Aufgabenstellung
Was gehörte laut dem Text über die Viehhaltung in Tansania sogar zu den Kaffeepausen?

Ausgewählter Textauszug
━━━━━━━━━━━━━━━━━━━━━━━━━━━━━━
Viehhaltung in Tansania unter Druck
Viehhaltung in Tansania unter Druck
Eine frei weidende Ziegenherde im District Monduli.
Cornelius Dahm
Wenn junge engagierte Menschen aus Tansania, Indien und Deutschland drei Wochen zusammen unterwegs sind, ist Ernährung im interkulturellen Kontext schnell Gesprächsthema. Die tansanischen TeilnehmerInnen des Austauschprojektes „Education for Climate Leadership“ waren bei ihrem Besuch in Deutschland Ende 2017 etwa verwundert über das rein vegetarische Essen. Industrielle Fleischproduktion im Globalen Norden und ihre klimapolitische Relevanz wurde damit Thema des Austauschs, der sich um Klimaschutz (SDG 13) drehte.
In Tansania erwartete die deutsche Gruppe nun im Juni das Gegenteil. Die tansanische Küche ist äußerst fleischhaltig: Frittierte Spieße mit Hühnchen-, Rind- oder Ziegenfleisch waren sogar Bestandteil der Kaffeepausen. Über den Austausch lernte die deutsche Gruppe, dass Fleischproduktion in Tansania auch konfliktbehaftet sein kann.
Viehhaltung findet in Tansania traditionell weitgehend nomadisch statt. Das bedeutet, dass Hirten das Vieh zum Grasen auf Weiden und zum Tränken zu Wasserlöchern treiben. In den ländlichen Gebieten Tansanias stellt das eine wichtige Einkommensquelle dar. Der Besitz großer Herden ist für die Hirten auch ein Zeichen des Wohlstandes. Auf der KonsumentInnenseite führt bislang eine wachsende Mittelschicht zu weiter steigendem Fleischkonsum. Die Hirten versprechen sich von großen Herden mehr Ansehen aber auch mehr Einkommen.
━━━━━━━━━━━━━━━━━━━━━━━━━━━━━━
Datenzeilen

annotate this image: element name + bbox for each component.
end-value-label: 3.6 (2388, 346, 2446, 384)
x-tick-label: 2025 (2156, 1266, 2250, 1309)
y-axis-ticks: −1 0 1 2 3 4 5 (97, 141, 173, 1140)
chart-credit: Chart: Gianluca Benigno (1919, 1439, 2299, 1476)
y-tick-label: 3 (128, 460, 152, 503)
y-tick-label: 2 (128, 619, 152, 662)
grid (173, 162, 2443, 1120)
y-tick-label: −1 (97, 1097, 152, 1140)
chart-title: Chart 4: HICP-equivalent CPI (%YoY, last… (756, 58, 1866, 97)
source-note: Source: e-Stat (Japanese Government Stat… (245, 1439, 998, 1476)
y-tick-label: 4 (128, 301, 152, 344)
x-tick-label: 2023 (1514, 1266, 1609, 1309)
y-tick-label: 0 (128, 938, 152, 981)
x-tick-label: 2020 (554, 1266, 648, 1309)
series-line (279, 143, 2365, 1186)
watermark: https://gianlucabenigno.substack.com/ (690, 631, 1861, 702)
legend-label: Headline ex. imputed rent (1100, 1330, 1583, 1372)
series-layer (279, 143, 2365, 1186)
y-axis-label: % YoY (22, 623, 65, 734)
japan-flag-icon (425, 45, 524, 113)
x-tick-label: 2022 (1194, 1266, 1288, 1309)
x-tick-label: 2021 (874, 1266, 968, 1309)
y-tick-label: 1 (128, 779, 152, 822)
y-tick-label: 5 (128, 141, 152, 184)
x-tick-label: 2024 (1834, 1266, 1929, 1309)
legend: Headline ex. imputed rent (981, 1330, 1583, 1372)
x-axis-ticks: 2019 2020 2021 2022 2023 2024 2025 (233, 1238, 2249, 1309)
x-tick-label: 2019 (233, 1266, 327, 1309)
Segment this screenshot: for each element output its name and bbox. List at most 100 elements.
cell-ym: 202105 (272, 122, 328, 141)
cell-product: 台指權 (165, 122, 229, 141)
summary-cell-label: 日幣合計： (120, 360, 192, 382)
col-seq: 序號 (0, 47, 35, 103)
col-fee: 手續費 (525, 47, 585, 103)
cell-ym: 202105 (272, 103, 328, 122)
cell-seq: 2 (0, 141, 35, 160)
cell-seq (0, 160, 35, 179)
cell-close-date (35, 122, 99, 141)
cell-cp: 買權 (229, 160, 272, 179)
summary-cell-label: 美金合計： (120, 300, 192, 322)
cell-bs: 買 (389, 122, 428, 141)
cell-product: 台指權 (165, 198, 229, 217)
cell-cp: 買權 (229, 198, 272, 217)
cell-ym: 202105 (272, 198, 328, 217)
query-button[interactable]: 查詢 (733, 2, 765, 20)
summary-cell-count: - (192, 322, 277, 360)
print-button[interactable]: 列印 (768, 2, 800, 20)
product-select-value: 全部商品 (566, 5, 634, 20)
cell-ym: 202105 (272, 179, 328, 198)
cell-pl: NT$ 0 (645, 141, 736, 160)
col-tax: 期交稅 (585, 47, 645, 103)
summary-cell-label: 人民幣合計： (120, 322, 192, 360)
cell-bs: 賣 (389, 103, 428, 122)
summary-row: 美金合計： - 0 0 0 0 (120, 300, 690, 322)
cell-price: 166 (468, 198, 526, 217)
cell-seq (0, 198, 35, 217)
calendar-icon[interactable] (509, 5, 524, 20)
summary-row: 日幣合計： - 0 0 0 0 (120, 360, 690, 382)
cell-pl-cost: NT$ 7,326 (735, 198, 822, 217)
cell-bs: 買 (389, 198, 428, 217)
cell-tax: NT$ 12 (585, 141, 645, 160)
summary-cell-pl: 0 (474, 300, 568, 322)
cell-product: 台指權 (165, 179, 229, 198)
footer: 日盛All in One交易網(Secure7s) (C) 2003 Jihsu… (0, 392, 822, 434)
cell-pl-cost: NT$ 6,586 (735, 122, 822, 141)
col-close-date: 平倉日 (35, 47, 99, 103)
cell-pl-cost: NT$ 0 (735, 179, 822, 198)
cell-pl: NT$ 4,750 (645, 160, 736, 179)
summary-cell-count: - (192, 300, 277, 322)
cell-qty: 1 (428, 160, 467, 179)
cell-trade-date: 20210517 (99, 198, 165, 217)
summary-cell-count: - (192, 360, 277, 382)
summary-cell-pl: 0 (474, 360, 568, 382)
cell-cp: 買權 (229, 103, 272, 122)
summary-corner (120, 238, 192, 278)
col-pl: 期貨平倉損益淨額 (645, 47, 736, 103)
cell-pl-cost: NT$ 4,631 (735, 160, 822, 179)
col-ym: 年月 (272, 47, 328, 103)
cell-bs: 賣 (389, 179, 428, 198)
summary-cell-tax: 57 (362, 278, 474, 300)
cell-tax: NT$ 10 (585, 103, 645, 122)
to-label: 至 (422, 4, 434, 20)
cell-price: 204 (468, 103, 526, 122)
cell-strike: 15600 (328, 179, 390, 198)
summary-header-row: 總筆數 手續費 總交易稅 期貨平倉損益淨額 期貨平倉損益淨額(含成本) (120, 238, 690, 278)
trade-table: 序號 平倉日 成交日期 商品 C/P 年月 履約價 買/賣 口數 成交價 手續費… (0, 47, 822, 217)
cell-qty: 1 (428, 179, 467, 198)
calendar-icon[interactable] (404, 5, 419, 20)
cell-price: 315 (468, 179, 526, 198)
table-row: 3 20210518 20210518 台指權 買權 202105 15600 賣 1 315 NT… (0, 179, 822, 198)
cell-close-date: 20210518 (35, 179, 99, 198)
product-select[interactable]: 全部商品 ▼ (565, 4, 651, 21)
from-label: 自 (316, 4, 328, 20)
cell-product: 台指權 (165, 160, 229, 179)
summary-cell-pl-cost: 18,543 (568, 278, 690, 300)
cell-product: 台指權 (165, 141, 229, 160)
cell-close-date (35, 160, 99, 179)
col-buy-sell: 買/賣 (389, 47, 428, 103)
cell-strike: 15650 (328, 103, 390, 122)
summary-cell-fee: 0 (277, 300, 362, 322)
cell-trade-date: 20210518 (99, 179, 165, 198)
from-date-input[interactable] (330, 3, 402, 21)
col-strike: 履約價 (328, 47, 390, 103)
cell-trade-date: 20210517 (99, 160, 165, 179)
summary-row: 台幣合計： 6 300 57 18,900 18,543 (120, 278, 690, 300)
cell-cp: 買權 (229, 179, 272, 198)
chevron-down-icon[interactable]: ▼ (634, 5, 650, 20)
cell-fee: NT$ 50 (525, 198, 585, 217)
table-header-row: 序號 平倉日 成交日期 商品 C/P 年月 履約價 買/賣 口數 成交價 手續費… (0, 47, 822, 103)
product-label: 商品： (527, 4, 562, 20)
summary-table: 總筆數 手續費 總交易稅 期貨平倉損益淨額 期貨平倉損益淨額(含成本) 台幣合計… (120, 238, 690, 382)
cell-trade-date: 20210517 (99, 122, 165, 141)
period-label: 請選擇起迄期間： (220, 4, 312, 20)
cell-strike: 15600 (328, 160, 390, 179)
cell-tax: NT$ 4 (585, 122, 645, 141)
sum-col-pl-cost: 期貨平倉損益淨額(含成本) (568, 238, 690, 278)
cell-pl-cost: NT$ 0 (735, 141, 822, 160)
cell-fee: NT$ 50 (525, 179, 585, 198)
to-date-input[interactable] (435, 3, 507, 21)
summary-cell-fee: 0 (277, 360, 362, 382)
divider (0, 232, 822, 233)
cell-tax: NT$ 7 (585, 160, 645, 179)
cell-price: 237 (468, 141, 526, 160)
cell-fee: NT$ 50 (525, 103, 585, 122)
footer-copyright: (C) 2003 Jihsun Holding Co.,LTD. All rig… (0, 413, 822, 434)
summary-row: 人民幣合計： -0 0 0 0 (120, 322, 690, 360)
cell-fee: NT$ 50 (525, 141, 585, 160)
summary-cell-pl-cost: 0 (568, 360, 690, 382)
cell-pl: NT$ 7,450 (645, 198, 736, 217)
━━━━━━━━━━━━━━━━━━━━━━━━━━━━━━
Antwortfeld
Frittierte Spieße mit Hühnchen-, Rind- oder Ziegenfleisch.